**TEXTAUSZUG**
Zum Auftakt des Bundesparteitags haben die SPD-Vorsitzenden Saskia Esken und Lars Klingbeil für ein starkes soziales Profil und einen aktiven Staat beim klimaneutralen Umbau der Wirtschaft geworben. In ihren Bewerbungsreden zur Wiederwahl kritisierten sie am Freitag die Union wegen Forderungen nach Sozialkürzungen und plädierten vor dem Hintergrund der Haushaltskrise erneut für eine Lockerung der Schuldenbremse. Applaus von den Delegierten gab es zum Auftakt trotz schwacher Umfragewerte für Kanzler Olaf Scholz (SPD).
„Wir schlagen eine Schuldenregel vor, die Zukunftsinvestitionen anders behandelt als laufende Kosten“, sagte Esken auf dem Parteitag unter dem Motto „Deutschland.Besser.Gerecht“. Die Finanzierung großer Generationenaufgaben „können wir nicht aus dem Haushalt stemmen“. Ähnlich äußerte sich Klingbeil.
Die Forderung findet sich auch in einem Leitantrag der Parteiführung unter dem Titel „Zusammen für ein starkes Deutschland“. Von den Jusos wurde aber ein Änderungsantrag eingebracht, in dem eine Abschaffung der Schuldenbremse gefordert wird. „Lasst uns diese Fessel endlich abschütteln“, sagte der Juso-Vorsitzende Philipp Türmer in der Debatte. Der Präsident des Deutschen Naturschutzrings (DNR), Kai Niebert, warnte mit Blick auf die Schuldenbremse davor, die Zukunft des Landes „durch die im Grundgesetz verankerte Geiz-ist-geil-Mentalität gegen die Wand zu fahren“.
Der Antrag der Parteiführung fordert auch eine höhere Besteuerung von Reichen und die Reform der Erbschafts- und Schenkungssteuer. Mit einem staatlichen Deutschlandfonds will die SPD-Führung zudem Investitionen in Projekte zum klimaneutralen Umbau der Wirtschaft fördern. In Änderungsanträgen wurde zudem eine Vermögensteuer oder eine einmalige Vermögensabgabe gefordert, um wachsender Ungerechtigkeit bei der Einkommens- und Vermögensverteilung entgegenzuwirken.

Daten zur Seitensegmentierung:
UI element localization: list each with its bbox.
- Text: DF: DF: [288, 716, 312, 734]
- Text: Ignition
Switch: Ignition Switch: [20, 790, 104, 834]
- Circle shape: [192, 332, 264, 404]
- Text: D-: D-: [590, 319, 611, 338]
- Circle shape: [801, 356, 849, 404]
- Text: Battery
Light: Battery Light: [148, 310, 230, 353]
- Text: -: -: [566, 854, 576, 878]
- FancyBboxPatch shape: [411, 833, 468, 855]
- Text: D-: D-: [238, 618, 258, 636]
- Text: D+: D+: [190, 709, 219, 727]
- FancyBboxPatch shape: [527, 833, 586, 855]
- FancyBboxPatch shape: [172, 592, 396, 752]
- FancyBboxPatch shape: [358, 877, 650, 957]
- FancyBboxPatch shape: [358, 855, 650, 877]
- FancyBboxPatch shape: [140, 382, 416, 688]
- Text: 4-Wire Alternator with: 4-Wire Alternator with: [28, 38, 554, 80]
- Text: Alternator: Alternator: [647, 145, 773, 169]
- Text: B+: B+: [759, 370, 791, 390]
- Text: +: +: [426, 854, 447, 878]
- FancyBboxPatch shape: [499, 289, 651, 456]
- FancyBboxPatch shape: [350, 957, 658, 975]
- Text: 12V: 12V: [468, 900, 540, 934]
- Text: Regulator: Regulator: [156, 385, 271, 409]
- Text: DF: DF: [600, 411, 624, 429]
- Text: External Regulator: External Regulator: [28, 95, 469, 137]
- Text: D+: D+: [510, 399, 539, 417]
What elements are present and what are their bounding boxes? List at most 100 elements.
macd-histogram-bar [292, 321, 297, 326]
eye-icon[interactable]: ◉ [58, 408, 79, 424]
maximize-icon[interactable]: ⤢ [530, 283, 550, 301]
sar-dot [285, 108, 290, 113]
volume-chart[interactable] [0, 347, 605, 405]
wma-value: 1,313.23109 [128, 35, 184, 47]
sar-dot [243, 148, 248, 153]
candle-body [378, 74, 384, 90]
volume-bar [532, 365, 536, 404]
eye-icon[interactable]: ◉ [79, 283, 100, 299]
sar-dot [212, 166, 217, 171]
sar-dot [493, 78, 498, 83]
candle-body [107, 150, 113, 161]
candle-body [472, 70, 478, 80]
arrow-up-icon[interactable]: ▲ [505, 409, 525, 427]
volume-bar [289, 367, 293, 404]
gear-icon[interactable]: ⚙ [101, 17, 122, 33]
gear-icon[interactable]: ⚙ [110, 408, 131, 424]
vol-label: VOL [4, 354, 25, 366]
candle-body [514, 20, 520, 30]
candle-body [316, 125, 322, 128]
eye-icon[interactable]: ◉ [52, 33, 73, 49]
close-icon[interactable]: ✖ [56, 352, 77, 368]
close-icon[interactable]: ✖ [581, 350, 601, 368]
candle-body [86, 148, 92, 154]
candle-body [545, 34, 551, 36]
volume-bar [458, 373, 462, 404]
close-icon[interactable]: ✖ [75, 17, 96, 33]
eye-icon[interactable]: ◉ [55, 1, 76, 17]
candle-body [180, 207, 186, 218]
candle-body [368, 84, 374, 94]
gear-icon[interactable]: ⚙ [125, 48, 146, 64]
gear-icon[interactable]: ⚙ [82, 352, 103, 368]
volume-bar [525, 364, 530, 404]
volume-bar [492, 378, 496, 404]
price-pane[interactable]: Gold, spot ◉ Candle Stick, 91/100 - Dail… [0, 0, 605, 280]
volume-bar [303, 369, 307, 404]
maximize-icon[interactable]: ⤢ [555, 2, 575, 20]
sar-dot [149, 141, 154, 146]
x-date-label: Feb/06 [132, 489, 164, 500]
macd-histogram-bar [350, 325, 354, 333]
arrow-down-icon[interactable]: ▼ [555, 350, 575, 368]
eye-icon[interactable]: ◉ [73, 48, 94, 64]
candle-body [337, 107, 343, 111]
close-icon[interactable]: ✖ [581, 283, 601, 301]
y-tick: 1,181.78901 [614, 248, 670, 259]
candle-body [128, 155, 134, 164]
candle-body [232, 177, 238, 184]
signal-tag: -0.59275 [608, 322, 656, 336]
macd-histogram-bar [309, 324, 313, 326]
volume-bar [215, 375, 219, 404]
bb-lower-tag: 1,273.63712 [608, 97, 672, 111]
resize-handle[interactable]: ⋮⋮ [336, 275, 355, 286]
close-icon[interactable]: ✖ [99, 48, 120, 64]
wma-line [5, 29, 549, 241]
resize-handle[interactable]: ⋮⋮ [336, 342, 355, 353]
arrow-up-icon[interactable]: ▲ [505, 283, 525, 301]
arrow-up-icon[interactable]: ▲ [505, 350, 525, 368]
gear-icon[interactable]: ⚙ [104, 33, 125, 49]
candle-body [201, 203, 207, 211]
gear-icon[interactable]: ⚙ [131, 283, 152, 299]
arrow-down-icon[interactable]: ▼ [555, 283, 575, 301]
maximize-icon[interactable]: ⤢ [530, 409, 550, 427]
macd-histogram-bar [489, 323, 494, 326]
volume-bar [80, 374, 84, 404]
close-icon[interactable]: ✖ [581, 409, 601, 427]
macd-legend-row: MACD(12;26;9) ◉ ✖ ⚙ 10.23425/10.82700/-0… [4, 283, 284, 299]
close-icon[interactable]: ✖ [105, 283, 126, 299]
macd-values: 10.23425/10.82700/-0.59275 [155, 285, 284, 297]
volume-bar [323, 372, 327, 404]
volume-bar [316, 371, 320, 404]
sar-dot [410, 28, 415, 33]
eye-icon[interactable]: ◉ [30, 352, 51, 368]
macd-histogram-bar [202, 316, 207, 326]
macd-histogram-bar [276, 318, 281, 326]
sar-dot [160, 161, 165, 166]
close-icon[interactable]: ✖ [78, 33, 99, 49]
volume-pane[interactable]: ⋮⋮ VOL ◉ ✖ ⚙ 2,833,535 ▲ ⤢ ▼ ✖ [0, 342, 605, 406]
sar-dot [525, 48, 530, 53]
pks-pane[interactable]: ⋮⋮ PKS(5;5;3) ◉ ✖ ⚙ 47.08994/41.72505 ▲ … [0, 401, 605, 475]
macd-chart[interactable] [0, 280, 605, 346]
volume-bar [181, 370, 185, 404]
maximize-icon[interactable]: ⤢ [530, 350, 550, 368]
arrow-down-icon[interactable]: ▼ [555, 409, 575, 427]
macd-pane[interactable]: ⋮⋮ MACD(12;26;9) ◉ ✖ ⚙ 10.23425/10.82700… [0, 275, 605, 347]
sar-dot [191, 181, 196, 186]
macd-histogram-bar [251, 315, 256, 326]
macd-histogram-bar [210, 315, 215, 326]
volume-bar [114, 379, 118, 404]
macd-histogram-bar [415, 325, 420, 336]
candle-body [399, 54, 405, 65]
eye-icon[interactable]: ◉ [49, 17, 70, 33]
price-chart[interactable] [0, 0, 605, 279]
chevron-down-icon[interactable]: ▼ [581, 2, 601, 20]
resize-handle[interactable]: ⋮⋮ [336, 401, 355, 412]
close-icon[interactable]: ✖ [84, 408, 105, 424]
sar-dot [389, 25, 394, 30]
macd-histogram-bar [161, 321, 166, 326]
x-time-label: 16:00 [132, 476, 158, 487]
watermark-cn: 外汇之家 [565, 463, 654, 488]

**ARBEITSAUFTRAG**
Schreibe den Bericht über den SPD-Bundesparteitag im Anschluss an seinen letzten Satz weiter.

**SCHRIFTLICHE ANTWORT**
Klingbeil warf CDU-Chef Friedrich Merz vor, er verkörpere eine neoliberale „Wirtschaftspolitik der 90er Jahre“, die eine aktive Rolle des Staates bei Investitionen in die klimaneutrale und digitale Modernisierung ablehne. „Friedrich von gestern wird niemals die Zukunft unseres Landes sein.“ ,“Der Markt alleine wird es nicht regeln“, betonte Klingbeil. Die SPD werde nicht akzeptieren, dass ganze Industriezweige abgeschrieben würden. „Wir kämpfen um jeden Industriearbeitsplatz.“
Die SPD sei bei der Krisenbewältigung nicht bereit, “ unseren Sozialstaat aufzugeben“, sagte Esken mit Blick auf Forderungen aus Union und FDP nach Sozialkürzungen wegen der Haushaltsprobleme. Sie stellte sich dabei auch ausdrücklich hinter die geplante Kindergrundsicherung.
Hart attackierte Esken CDU-Chef Merz. „Für den billigen Erfolg einer Schlagzeile nimmt er in Kauf, das Land zu spalten“, sagte sie. „Das ist verantwortungslos.“ Die Merz-CDU sei „die populistischste Opposition aller Zeiten“. CDU und CSU „hetzen im Chor mit der AfD gegen die ‚Ampel'“.
Klingbeil ging die AfD hart an. Diese hetze gegen Menschen mit anderem Glauben, verachte Demokratie und Rechtsstaat und stehe für weniger Arbeitnehmerrechte und schlechtere Löhne. Sie dürfe deshalb niemals an die Macht kommen. Klingbeil rief die SPD dazu auf, „Bollwerk gegen die AfD“ zu sein.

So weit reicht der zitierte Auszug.